**EXCERPTED RECORDS**
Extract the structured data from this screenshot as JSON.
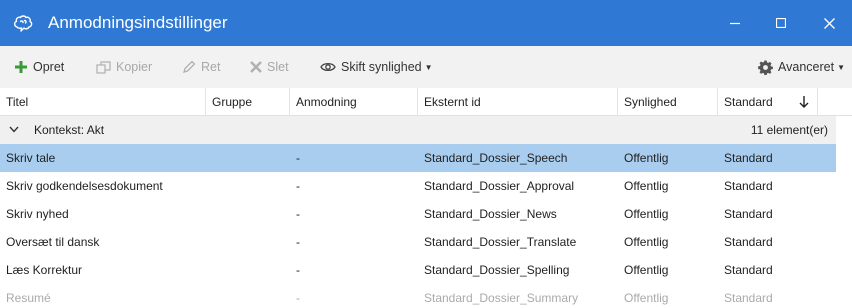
{
  "window": {
    "title": "Anmodningsindstillinger",
    "icon": "brain-icon",
    "accent": "#2f78d4"
  },
  "toolbar": {
    "create": "Opret",
    "copy": "Kopier",
    "edit": "Ret",
    "delete": "Slet",
    "visibility": "Skift synlighed",
    "advanced": "Avanceret"
  },
  "columns": {
    "title": "Titel",
    "group": "Gruppe",
    "request": "Anmodning",
    "external_id": "Eksternt id",
    "visibility": "Synlighed",
    "standard": "Standard"
  },
  "group": {
    "label": "Kontekst:  Akt",
    "count": "11 element(er)"
  },
  "rows": [
    {
      "title": "Skriv tale",
      "group": "",
      "request": "-",
      "external_id": "Standard_Dossier_Speech",
      "visibility": "Offentlig",
      "standard": "Standard",
      "selected": true
    },
    {
      "title": "Skriv godkendelsesdokument",
      "group": "",
      "request": "-",
      "external_id": "Standard_Dossier_Approval",
      "visibility": "Offentlig",
      "standard": "Standard"
    },
    {
      "title": "Skriv nyhed",
      "group": "",
      "request": "-",
      "external_id": "Standard_Dossier_News",
      "visibility": "Offentlig",
      "standard": "Standard"
    },
    {
      "title": "Oversæt til dansk",
      "group": "",
      "request": "-",
      "external_id": "Standard_Dossier_Translate",
      "visibility": "Offentlig",
      "standard": "Standard"
    },
    {
      "title": "Læs Korrektur",
      "group": "",
      "request": "-",
      "external_id": "Standard_Dossier_Spelling",
      "visibility": "Offentlig",
      "standard": "Standard"
    },
    {
      "title": "Resumé",
      "group": "",
      "request": "-",
      "external_id": "Standard_Dossier_Summary",
      "visibility": "Offentlig",
      "standard": "Standard",
      "dimmed": true
    }
  ]
}
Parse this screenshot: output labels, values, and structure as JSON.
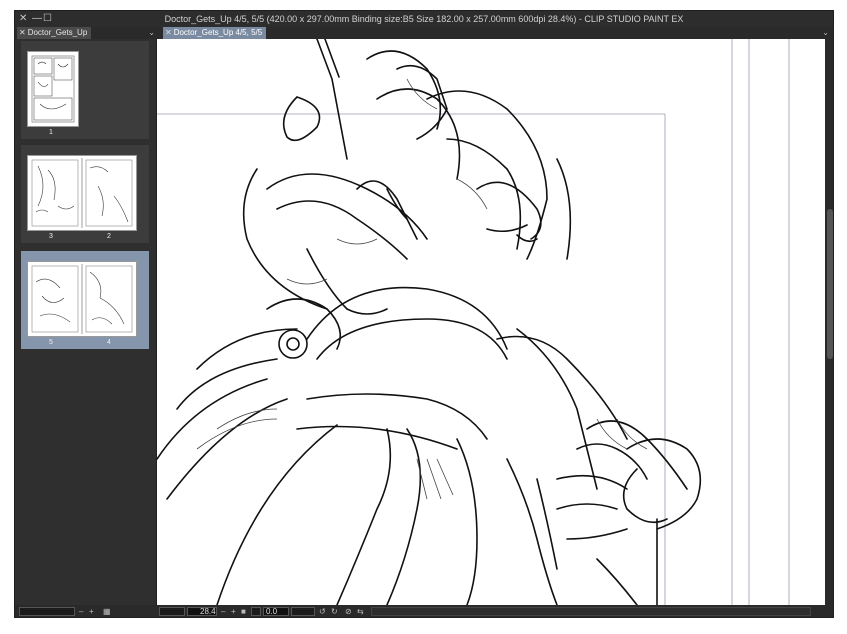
{
  "window": {
    "title": "Doctor_Gets_Up 4/5, 5/5 (420.00 x 297.00mm Binding size:B5 Size 182.00 x 257.00mm 600dpi 28.4%)  - CLIP STUDIO PAINT EX",
    "close_glyph": "✕",
    "minimize_glyph": "—",
    "maximize_glyph": "☐"
  },
  "tabs": {
    "left_tab": "Doctor_Gets_Up",
    "canvas_tab": "Doctor_Gets_Up 4/5, 5/5",
    "close_glyph": "✕",
    "chevron_glyph": "⌄"
  },
  "page_manager": {
    "pages": [
      {
        "labels": [
          "1"
        ],
        "selected": false
      },
      {
        "labels": [
          "3",
          "2"
        ],
        "selected": false
      },
      {
        "labels": [
          "5",
          "4"
        ],
        "selected": true
      }
    ]
  },
  "status_bar": {
    "zoom": "28.4",
    "rotation": "0.0",
    "minus": "–",
    "plus": "+"
  },
  "colors": {
    "window_bg": "#3a3a3a",
    "titlebar": "#2d2d2d",
    "selected_page": "#8595ab",
    "active_tab": "#7a8aa0",
    "canvas": "#ffffff"
  }
}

**GOAL**
Every entry must be written out exactly, with all pictures left out.

**COMPLETE ANSWER**
Extract the structured data from this screenshot as JSON.
{
  "window": {
    "title": "Anmodningsindstillinger",
    "icon": "brain-icon",
    "accent": "#2f78d4"
  },
  "toolbar": {
    "create": "Opret",
    "copy": "Kopier",
    "edit": "Ret",
    "delete": "Slet",
    "visibility": "Skift synlighed",
    "advanced": "Avanceret"
  },
  "columns": {
    "title": "Titel",
    "group": "Gruppe",
    "request": "Anmodning",
    "external_id": "Eksternt id",
    "visibility": "Synlighed",
    "standard": "Standard"
  },
  "group": {
    "label": "Kontekst:  Akt",
    "count": "11 element(er)"
  },
  "rows": [
    {
      "title": "Skriv tale",
      "group": "",
      "request": "-",
      "external_id": "Standard_Dossier_Speech",
      "visibility": "Offentlig",
      "standard": "Standard",
      "selected": true
    },
    {
      "title": "Skriv godkendelsesdokument",
      "group": "",
      "request": "-",
      "external_id": "Standard_Dossier_Approval",
      "visibility": "Offentlig",
      "standard": "Standard"
    },
    {
      "title": "Skriv nyhed",
      "group": "",
      "request": "-",
      "external_id": "Standard_Dossier_News",
      "visibility": "Offentlig",
      "standard": "Standard"
    },
    {
      "title": "Oversæt til dansk",
      "group": "",
      "request": "-",
      "external_id": "Standard_Dossier_Translate",
      "visibility": "Offentlig",
      "standard": "Standard"
    },
    {
      "title": "Læs Korrektur",
      "group": "",
      "request": "-",
      "external_id": "Standard_Dossier_Spelling",
      "visibility": "Offentlig",
      "standard": "Standard"
    },
    {
      "title": "Resumé",
      "group": "",
      "request": "-",
      "external_id": "Standard_Dossier_Summary",
      "visibility": "Offentlig",
      "standard": "Standard",
      "dimmed": true
    }
  ]
}
Parse this screenshot: output labels, values, and structure as JSON.
{
  "window": {
    "title": "Doctor_Gets_Up 4/5, 5/5 (420.00 x 297.00mm Binding size:B5 Size 182.00 x 257.00mm 600dpi 28.4%)  - CLIP STUDIO PAINT EX",
    "close_glyph": "✕",
    "minimize_glyph": "—",
    "maximize_glyph": "☐"
  },
  "tabs": {
    "left_tab": "Doctor_Gets_Up",
    "canvas_tab": "Doctor_Gets_Up 4/5, 5/5",
    "close_glyph": "✕",
    "chevron_glyph": "⌄"
  },
  "page_manager": {
    "pages": [
      {
        "labels": [
          "1"
        ],
        "selected": false
      },
      {
        "labels": [
          "3",
          "2"
        ],
        "selected": false
      },
      {
        "labels": [
          "5",
          "4"
        ],
        "selected": true
      }
    ]
  },
  "status_bar": {
    "zoom": "28.4",
    "rotation": "0.0",
    "minus": "–",
    "plus": "+"
  },
  "colors": {
    "window_bg": "#3a3a3a",
    "titlebar": "#2d2d2d",
    "selected_page": "#8595ab",
    "active_tab": "#7a8aa0",
    "canvas": "#ffffff"
  }
}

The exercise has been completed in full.